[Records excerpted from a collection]
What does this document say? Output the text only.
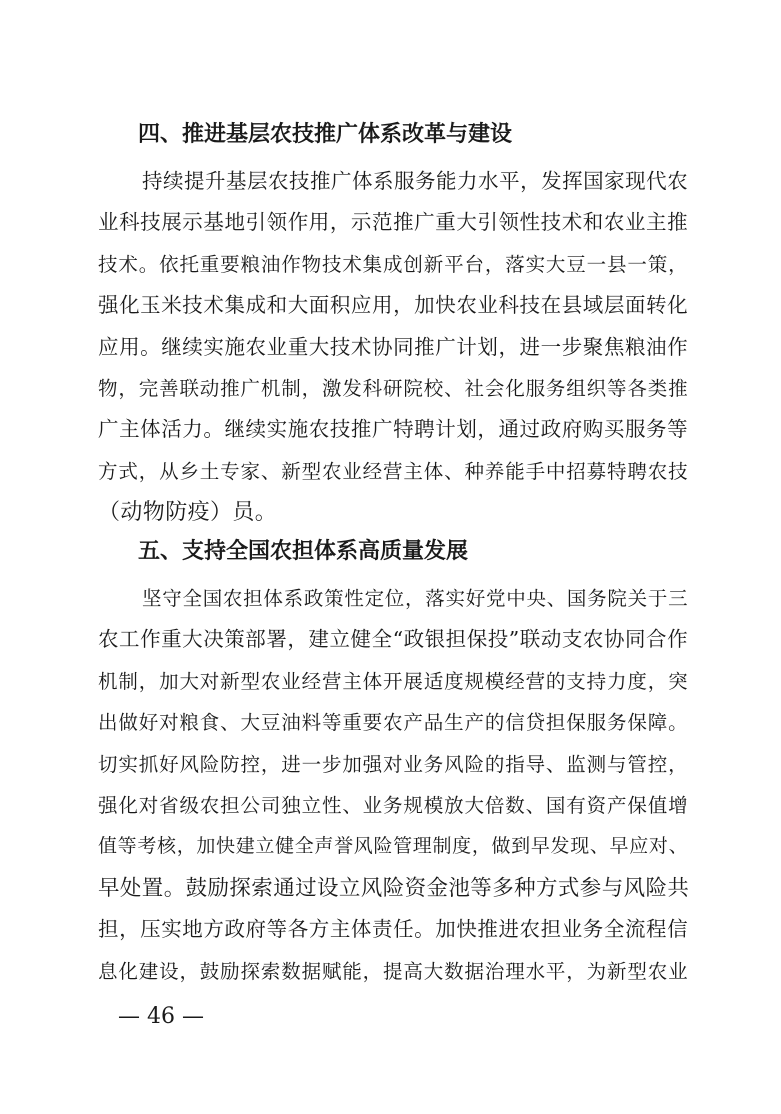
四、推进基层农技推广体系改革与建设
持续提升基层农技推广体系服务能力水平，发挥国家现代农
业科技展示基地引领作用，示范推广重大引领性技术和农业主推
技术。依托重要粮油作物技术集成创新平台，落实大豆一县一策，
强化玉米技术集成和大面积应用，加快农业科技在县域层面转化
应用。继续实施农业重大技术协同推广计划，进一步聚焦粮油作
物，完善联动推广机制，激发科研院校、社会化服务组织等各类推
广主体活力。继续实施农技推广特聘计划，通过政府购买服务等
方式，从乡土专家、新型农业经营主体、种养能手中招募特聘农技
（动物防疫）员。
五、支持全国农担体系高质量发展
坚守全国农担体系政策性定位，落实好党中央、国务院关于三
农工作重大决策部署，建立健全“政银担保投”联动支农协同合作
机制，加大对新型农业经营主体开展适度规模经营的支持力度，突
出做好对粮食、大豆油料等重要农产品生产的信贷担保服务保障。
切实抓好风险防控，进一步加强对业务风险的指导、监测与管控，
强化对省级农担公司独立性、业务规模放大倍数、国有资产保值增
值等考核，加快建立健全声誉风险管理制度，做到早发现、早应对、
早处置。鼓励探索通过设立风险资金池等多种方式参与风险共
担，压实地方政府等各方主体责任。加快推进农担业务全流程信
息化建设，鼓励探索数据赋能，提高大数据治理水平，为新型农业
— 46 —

[PROMPT] Take the data above and repeat it exactly, leaving each picture out.

[SOLUTION FOR THIS PROBLEM]
What does this document say? Output the text only.
四、推进基层农技推广体系改革与建设
持续提升基层农技推广体系服务能力水平，发挥国家现代农
业科技展示基地引领作用，示范推广重大引领性技术和农业主推
技术。依托重要粮油作物技术集成创新平台，落实大豆一县一策，
强化玉米技术集成和大面积应用，加快农业科技在县域层面转化
应用。继续实施农业重大技术协同推广计划，进一步聚焦粮油作
物，完善联动推广机制，激发科研院校、社会化服务组织等各类推
广主体活力。继续实施农技推广特聘计划，通过政府购买服务等
方式，从乡土专家、新型农业经营主体、种养能手中招募特聘农技
（动物防疫）员。
五、支持全国农担体系高质量发展
坚守全国农担体系政策性定位，落实好党中央、国务院关于三
农工作重大决策部署，建立健全“政银担保投”联动支农协同合作
机制，加大对新型农业经营主体开展适度规模经营的支持力度，突
出做好对粮食、大豆油料等重要农产品生产的信贷担保服务保障。
切实抓好风险防控，进一步加强对业务风险的指导、监测与管控，
强化对省级农担公司独立性、业务规模放大倍数、国有资产保值增
值等考核，加快建立健全声誉风险管理制度，做到早发现、早应对、
早处置。鼓励探索通过设立风险资金池等多种方式参与风险共
担，压实地方政府等各方主体责任。加快推进农担业务全流程信
息化建设，鼓励探索数据赋能，提高大数据治理水平，为新型农业
— 46 —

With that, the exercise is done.